**** Input ****

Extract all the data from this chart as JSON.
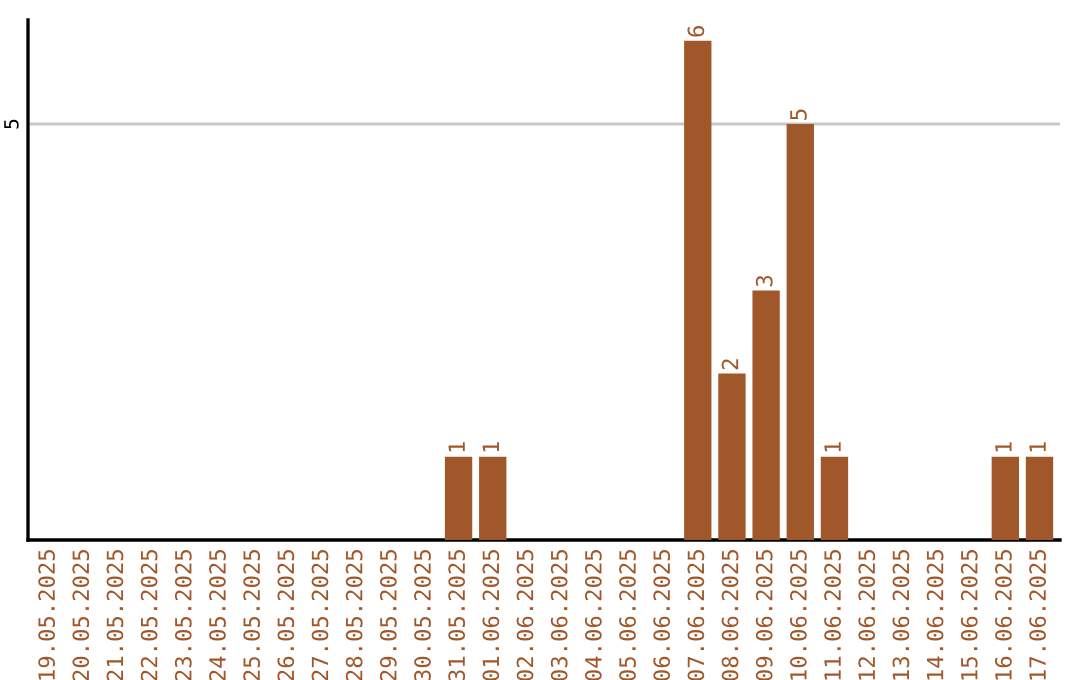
{
  "chart_data": {
    "type": "bar",
    "categories": [
      "19.05.2025",
      "20.05.2025",
      "21.05.2025",
      "22.05.2025",
      "23.05.2025",
      "24.05.2025",
      "25.05.2025",
      "26.05.2025",
      "27.05.2025",
      "28.05.2025",
      "29.05.2025",
      "30.05.2025",
      "31.05.2025",
      "01.06.2025",
      "02.06.2025",
      "03.06.2025",
      "04.06.2025",
      "05.06.2025",
      "06.06.2025",
      "07.06.2025",
      "08.06.2025",
      "09.06.2025",
      "10.06.2025",
      "11.06.2025",
      "12.06.2025",
      "13.06.2025",
      "14.06.2025",
      "15.06.2025",
      "16.06.2025",
      "17.06.2025"
    ],
    "values": [
      null,
      null,
      null,
      null,
      null,
      null,
      null,
      null,
      null,
      null,
      null,
      null,
      1,
      1,
      null,
      null,
      null,
      null,
      null,
      6,
      2,
      3,
      5,
      1,
      null,
      null,
      null,
      null,
      1,
      1
    ],
    "data_labels": true,
    "color": "#a0572a",
    "ylim": [
      0,
      6.25
    ],
    "yticks": [
      5
    ],
    "grid": "y"
  }
}
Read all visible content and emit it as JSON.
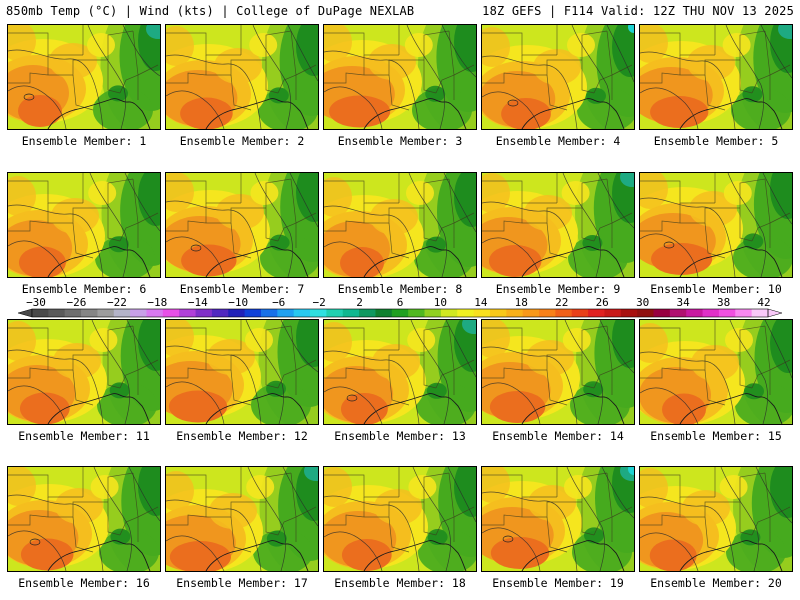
{
  "header": {
    "left": "850mb Temp (°C) | Wind (kts) | College of DuPage NEXLAB",
    "right": "18Z GEFS | F114 Valid: 12Z THU NOV 13 2025"
  },
  "members": [
    "Ensemble Member: 1",
    "Ensemble Member: 2",
    "Ensemble Member: 3",
    "Ensemble Member: 4",
    "Ensemble Member: 5",
    "Ensemble Member: 6",
    "Ensemble Member: 7",
    "Ensemble Member: 8",
    "Ensemble Member: 9",
    "Ensemble Member: 10",
    "Ensemble Member: 11",
    "Ensemble Member: 12",
    "Ensemble Member: 13",
    "Ensemble Member: 14",
    "Ensemble Member: 15",
    "Ensemble Member: 16",
    "Ensemble Member: 17",
    "Ensemble Member: 18",
    "Ensemble Member: 19",
    "Ensemble Member: 20"
  ],
  "colorbar": {
    "ticks": [
      "−30",
      "−26",
      "−22",
      "−18",
      "−14",
      "−10",
      "−6",
      "−2",
      "2",
      "6",
      "10",
      "14",
      "18",
      "22",
      "26",
      "30",
      "34",
      "38",
      "42"
    ],
    "colors": [
      "#4a4a4a",
      "#5a5a5a",
      "#6e6e6e",
      "#858585",
      "#9d9d9d",
      "#b4b4c8",
      "#c8a0e8",
      "#d878f0",
      "#e850e8",
      "#b040d8",
      "#8030c8",
      "#5028c0",
      "#2020b8",
      "#1040d8",
      "#1870e8",
      "#20a0f0",
      "#28c8f0",
      "#30e0e0",
      "#20d0b0",
      "#10b890",
      "#109860",
      "#108030",
      "#20a020",
      "#50b820",
      "#90d020",
      "#d0e820",
      "#f0f020",
      "#f8e020",
      "#f8c818",
      "#f8b018",
      "#f89818",
      "#f88018",
      "#f06018",
      "#e84018",
      "#e02020",
      "#c81818",
      "#a81010",
      "#901010",
      "#980040",
      "#b01070",
      "#c818a0",
      "#e030c8",
      "#f050e0",
      "#f888f0",
      "#f8c8f8"
    ],
    "palette": {
      "dark_green": "#1e8c1e",
      "green": "#46aa1e",
      "lime": "#96cd1e",
      "yellow_green": "#cde61e",
      "yellow": "#f5e61e",
      "light_orange": "#f5be1e",
      "orange": "#f0961e",
      "red_orange": "#eb6e1e",
      "teal": "#1eaa82",
      "cyan": "#1ed2d2"
    }
  }
}
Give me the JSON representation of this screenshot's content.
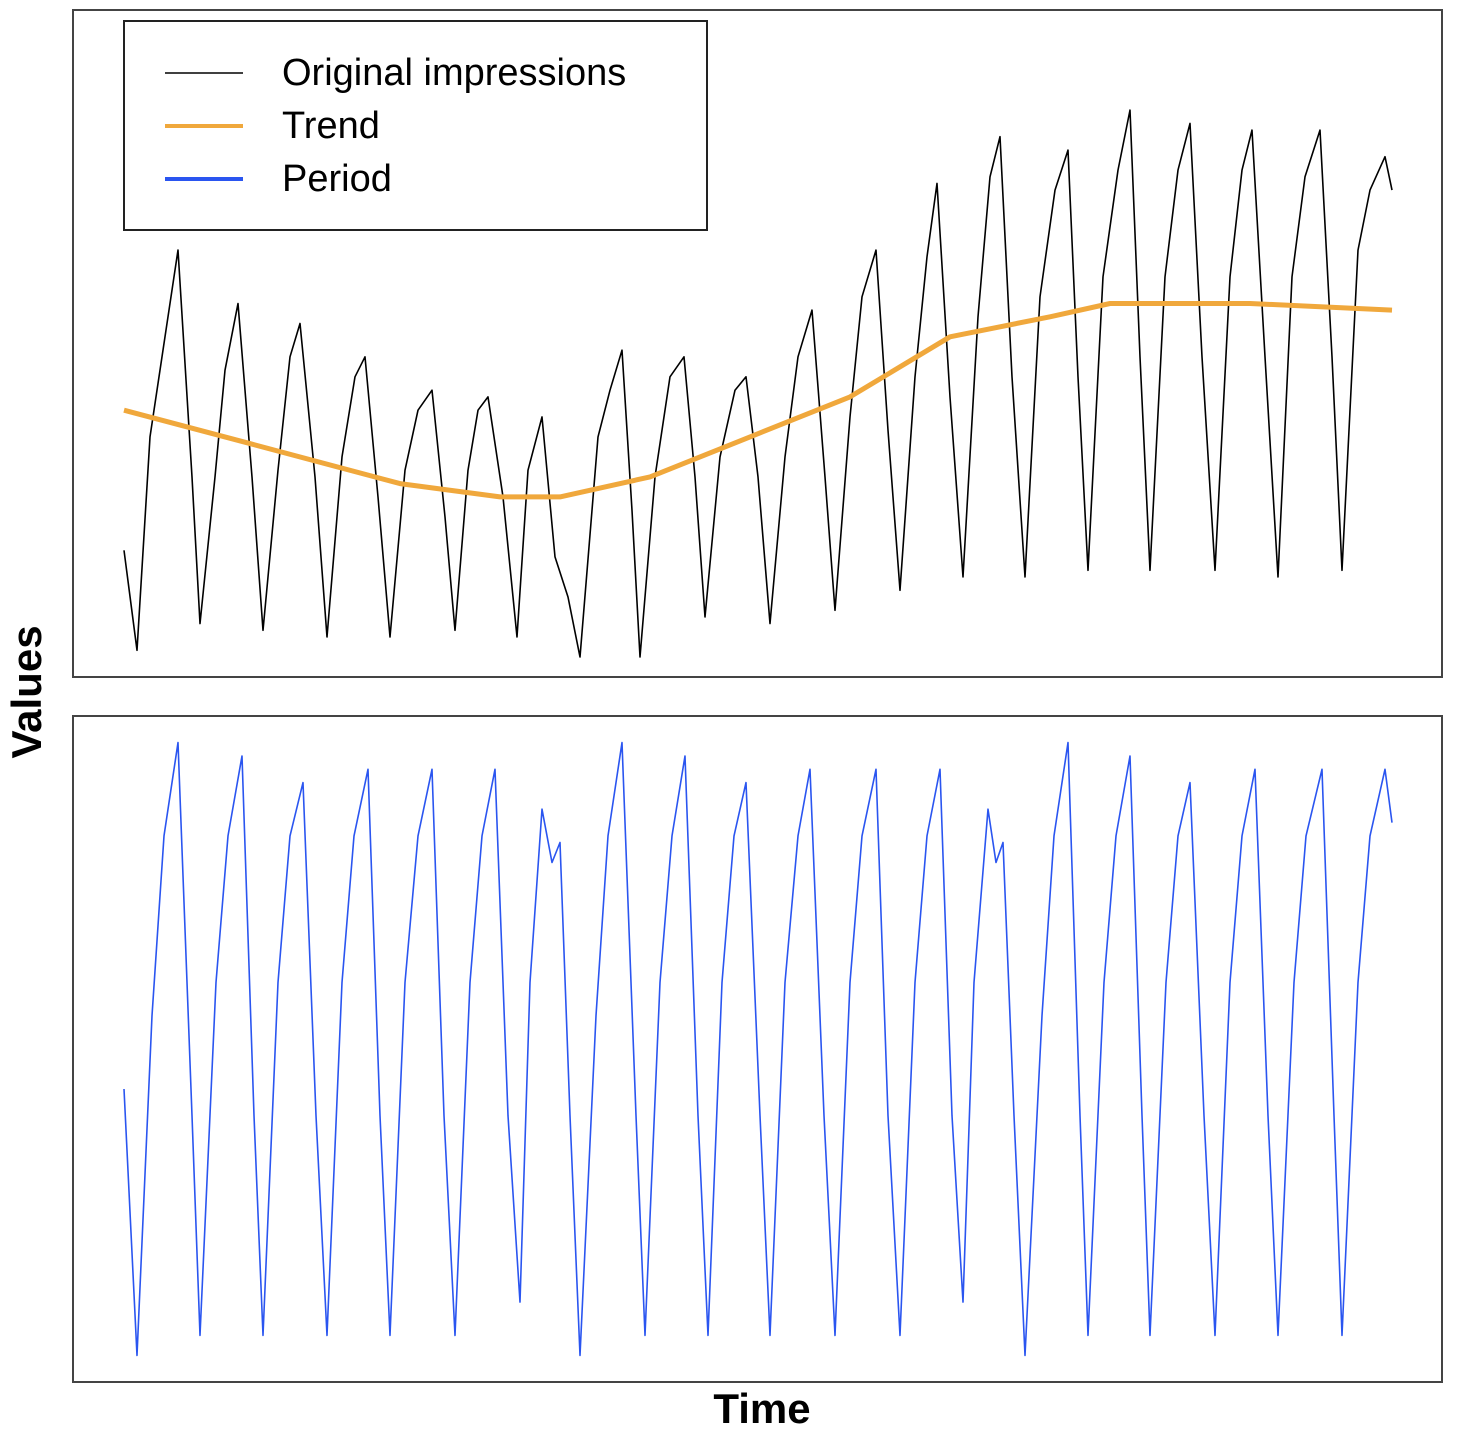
{
  "chart_data": [
    {
      "type": "line",
      "ylabel": "Values",
      "legend": "upper left",
      "xlim": [
        -51,
        1318
      ],
      "ylim": [
        0,
        100
      ],
      "series": [
        {
          "name": "Original impressions",
          "color": "#000000",
          "x": [
            0,
            13,
            26,
            41,
            54,
            68,
            76,
            91,
            101,
            114,
            128,
            139,
            154,
            166,
            176,
            191,
            203,
            218,
            231,
            241,
            254,
            266,
            281,
            294,
            308,
            321,
            331,
            344,
            354,
            364,
            379,
            393,
            404,
            418,
            431,
            444,
            456,
            474,
            486,
            498,
            508,
            516,
            531,
            546,
            560,
            571,
            581,
            596,
            611,
            622,
            634,
            646,
            661,
            674,
            688,
            701,
            711,
            726,
            738,
            752,
            764,
            776,
            791,
            803,
            813,
            826,
            839,
            854,
            866,
            876,
            888,
            901,
            916,
            931,
            944,
            954,
            964,
            979,
            994,
            1006,
            1016,
            1026,
            1041,
            1054,
            1066,
            1078,
            1091,
            1106,
            1118,
            1128,
            1141,
            1154,
            1168,
            1181,
            1196,
            1208,
            1218,
            1234,
            1246,
            1261,
            1268
          ],
          "values": [
            19,
            4,
            36,
            51,
            64,
            30,
            8,
            30,
            46,
            56,
            30,
            7,
            31,
            48,
            53,
            30,
            6,
            33,
            45,
            48,
            27,
            6,
            31,
            40,
            43,
            24,
            7,
            31,
            40,
            42,
            27,
            6,
            31,
            39,
            18,
            12,
            3,
            36,
            43,
            49,
            25,
            3,
            30,
            45,
            48,
            30,
            9,
            33,
            43,
            45,
            30,
            8,
            33,
            48,
            55,
            30,
            10,
            39,
            57,
            64,
            37,
            13,
            45,
            63,
            74,
            42,
            15,
            54,
            75,
            81,
            45,
            15,
            57,
            73,
            79,
            45,
            16,
            60,
            76,
            85,
            48,
            16,
            60,
            76,
            83,
            48,
            16,
            60,
            76,
            82,
            48,
            15,
            60,
            75,
            82,
            48,
            16,
            64,
            73,
            78,
            73
          ]
        },
        {
          "name": "Trend",
          "color": "#f0a83c",
          "x": [
            0,
            126,
            276,
            376,
            436,
            526,
            626,
            726,
            826,
            926,
            986,
            1126,
            1268
          ],
          "values": [
            40,
            35,
            29,
            27,
            27,
            30,
            36,
            42,
            51,
            54,
            56,
            56,
            55
          ]
        }
      ]
    },
    {
      "type": "line",
      "xlabel": "Time",
      "xlim": [
        -51,
        1318
      ],
      "ylim": [
        0,
        100
      ],
      "series": [
        {
          "name": "Period",
          "color": "#2a55f0",
          "x": [
            0,
            13,
            28,
            40,
            54,
            68,
            76,
            92,
            104,
            118,
            130,
            139,
            154,
            166,
            179,
            192,
            203,
            218,
            230,
            244,
            256,
            266,
            281,
            294,
            308,
            320,
            331,
            346,
            358,
            371,
            384,
            396,
            406,
            418,
            428,
            436,
            446,
            456,
            472,
            484,
            498,
            512,
            521,
            536,
            548,
            561,
            574,
            584,
            598,
            610,
            622,
            636,
            646,
            661,
            674,
            686,
            700,
            711,
            726,
            738,
            752,
            764,
            776,
            791,
            803,
            816,
            828,
            839,
            850,
            864,
            872,
            879,
            890,
            901,
            918,
            930,
            944,
            956,
            964,
            980,
            992,
            1006,
            1018,
            1026,
            1042,
            1054,
            1066,
            1080,
            1091,
            1106,
            1118,
            1131,
            1144,
            1154,
            1170,
            1182,
            1198,
            1210,
            1218,
            1234,
            1246,
            1261,
            1268
          ],
          "values": [
            44,
            4,
            55,
            82,
            96,
            40,
            7,
            60,
            82,
            94,
            40,
            7,
            60,
            82,
            90,
            40,
            7,
            60,
            82,
            92,
            40,
            7,
            60,
            82,
            92,
            40,
            7,
            60,
            82,
            92,
            40,
            12,
            60,
            86,
            78,
            81,
            40,
            4,
            55,
            82,
            96,
            40,
            7,
            60,
            82,
            94,
            40,
            7,
            60,
            82,
            90,
            40,
            7,
            60,
            82,
            92,
            40,
            7,
            60,
            82,
            92,
            40,
            7,
            60,
            82,
            92,
            40,
            12,
            60,
            86,
            78,
            81,
            40,
            4,
            55,
            82,
            96,
            40,
            7,
            60,
            82,
            94,
            40,
            7,
            60,
            82,
            90,
            40,
            7,
            60,
            82,
            92,
            40,
            7,
            60,
            82,
            92,
            40,
            7,
            60,
            82,
            92,
            84
          ]
        }
      ]
    }
  ]
}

****

▶ Job
Copy all the lines above that hold the string "this".

▶ The answer
Extract all the data from this chart as JSON.
Give me the JSON representation of this screenshot's content.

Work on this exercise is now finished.